▸ **Given task**
Your copy of the material must match it exactly, except that pictures are dropped.
>>
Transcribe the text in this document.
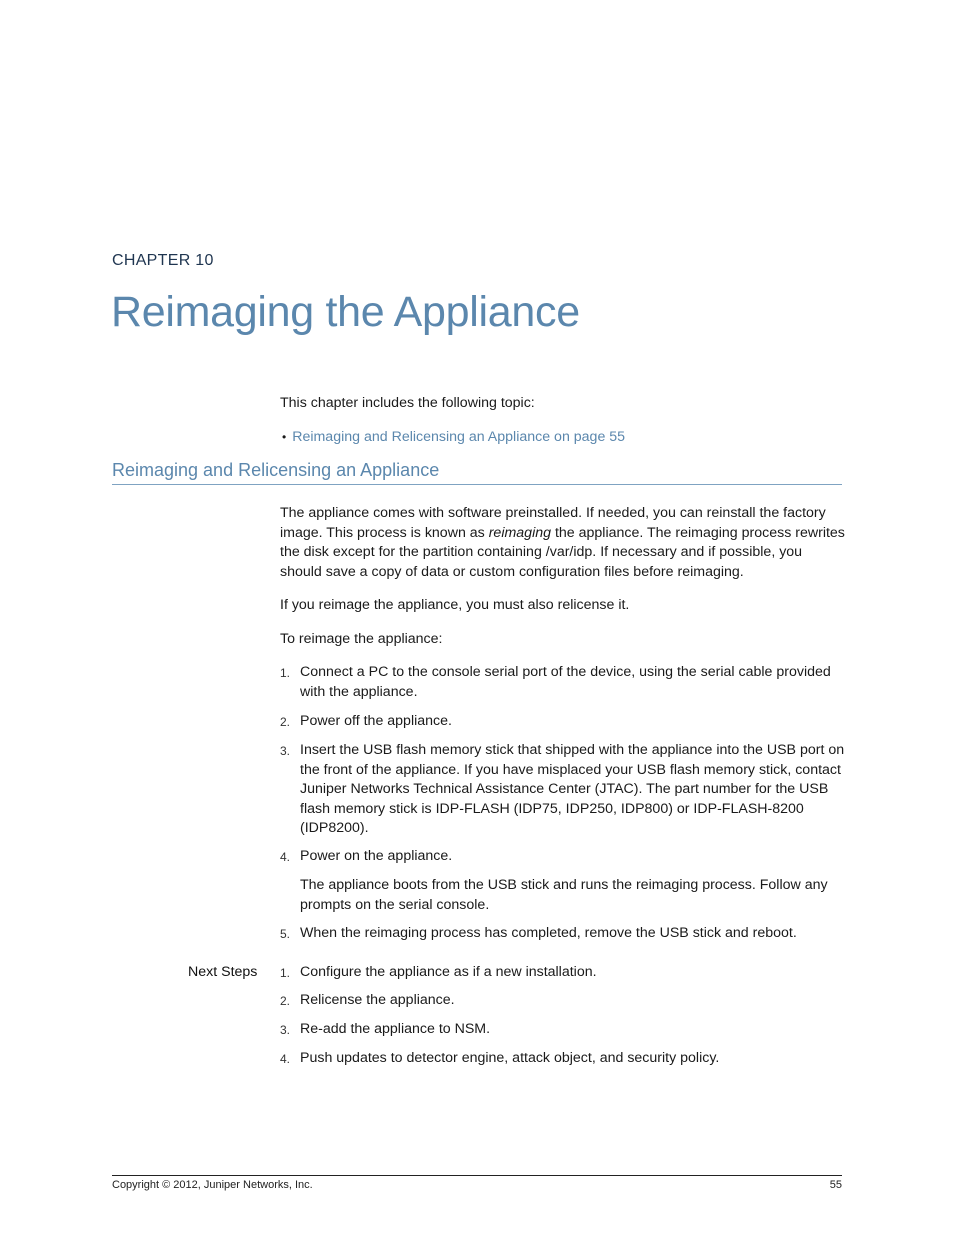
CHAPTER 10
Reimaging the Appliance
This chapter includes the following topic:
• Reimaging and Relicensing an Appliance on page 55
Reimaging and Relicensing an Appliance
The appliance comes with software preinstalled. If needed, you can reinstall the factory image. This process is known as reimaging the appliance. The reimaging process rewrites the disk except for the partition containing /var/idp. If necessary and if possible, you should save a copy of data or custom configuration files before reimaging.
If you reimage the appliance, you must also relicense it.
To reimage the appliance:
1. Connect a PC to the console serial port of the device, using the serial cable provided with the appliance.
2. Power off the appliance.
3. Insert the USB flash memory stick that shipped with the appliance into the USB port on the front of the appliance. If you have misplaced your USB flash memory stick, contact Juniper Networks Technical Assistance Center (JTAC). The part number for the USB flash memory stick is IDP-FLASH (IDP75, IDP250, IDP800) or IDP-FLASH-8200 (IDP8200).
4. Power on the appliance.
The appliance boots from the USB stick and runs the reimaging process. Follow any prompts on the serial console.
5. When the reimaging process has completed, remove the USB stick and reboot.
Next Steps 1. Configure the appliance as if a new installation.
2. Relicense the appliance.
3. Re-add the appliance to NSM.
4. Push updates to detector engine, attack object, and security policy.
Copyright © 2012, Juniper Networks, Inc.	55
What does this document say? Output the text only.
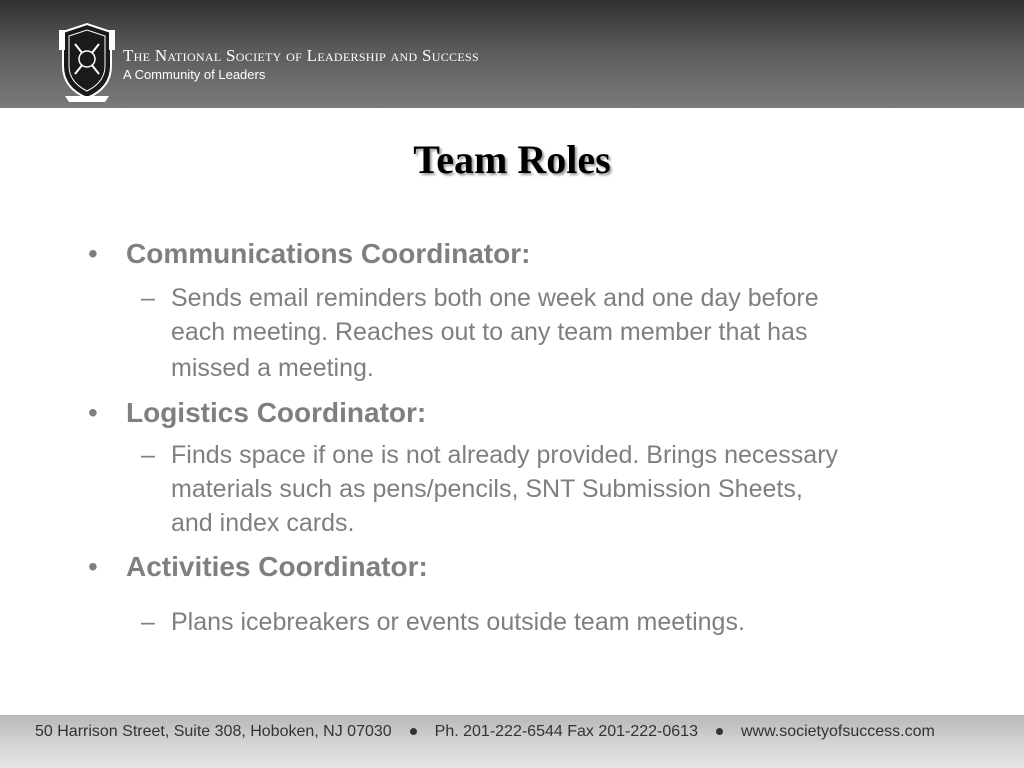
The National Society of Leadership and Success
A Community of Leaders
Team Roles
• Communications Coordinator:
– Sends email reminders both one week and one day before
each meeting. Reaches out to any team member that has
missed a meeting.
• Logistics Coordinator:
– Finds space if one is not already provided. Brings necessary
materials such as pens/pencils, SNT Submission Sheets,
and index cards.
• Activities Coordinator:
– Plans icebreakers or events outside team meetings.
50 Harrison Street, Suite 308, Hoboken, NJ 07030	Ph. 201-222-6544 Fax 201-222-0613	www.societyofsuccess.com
<<
▸ **Task output**
Transcribe the text in this document.
CHAPTER 10
Reimaging the Appliance
This chapter includes the following topic:
• Reimaging and Relicensing an Appliance on page 55
Reimaging and Relicensing an Appliance
The appliance comes with software preinstalled. If needed, you can reinstall the factory image. This process is known as reimaging the appliance. The reimaging process rewrites the disk except for the partition containing /var/idp. If necessary and if possible, you should save a copy of data or custom configuration files before reimaging.
If you reimage the appliance, you must also relicense it.
To reimage the appliance:
1. Connect a PC to the console serial port of the device, using the serial cable provided with the appliance.
2. Power off the appliance.
3. Insert the USB flash memory stick that shipped with the appliance into the USB port on the front of the appliance. If you have misplaced your USB flash memory stick, contact Juniper Networks Technical Assistance Center (JTAC). The part number for the USB flash memory stick is IDP-FLASH (IDP75, IDP250, IDP800) or IDP-FLASH-8200 (IDP8200).
4. Power on the appliance.
The appliance boots from the USB stick and runs the reimaging process. Follow any prompts on the serial console.
5. When the reimaging process has completed, remove the USB stick and reboot.
Next Steps 1. Configure the appliance as if a new installation.
2. Relicense the appliance.
3. Re-add the appliance to NSM.
4. Push updates to detector engine, attack object, and security policy.
Copyright © 2012, Juniper Networks, Inc.	55
What does this document say? Output the text only.
The National Society of Leadership and Success
A Community of Leaders
Team Roles
• Communications Coordinator:
– Sends email reminders both one week and one day before
each meeting. Reaches out to any team member that has
missed a meeting.
• Logistics Coordinator:
– Finds space if one is not already provided. Brings necessary
materials such as pens/pencils, SNT Submission Sheets,
and index cards.
• Activities Coordinator:
– Plans icebreakers or events outside team meetings.
50 Harrison Street, Suite 308, Hoboken, NJ 07030	Ph. 201-222-6544 Fax 201-222-0613	www.societyofsuccess.com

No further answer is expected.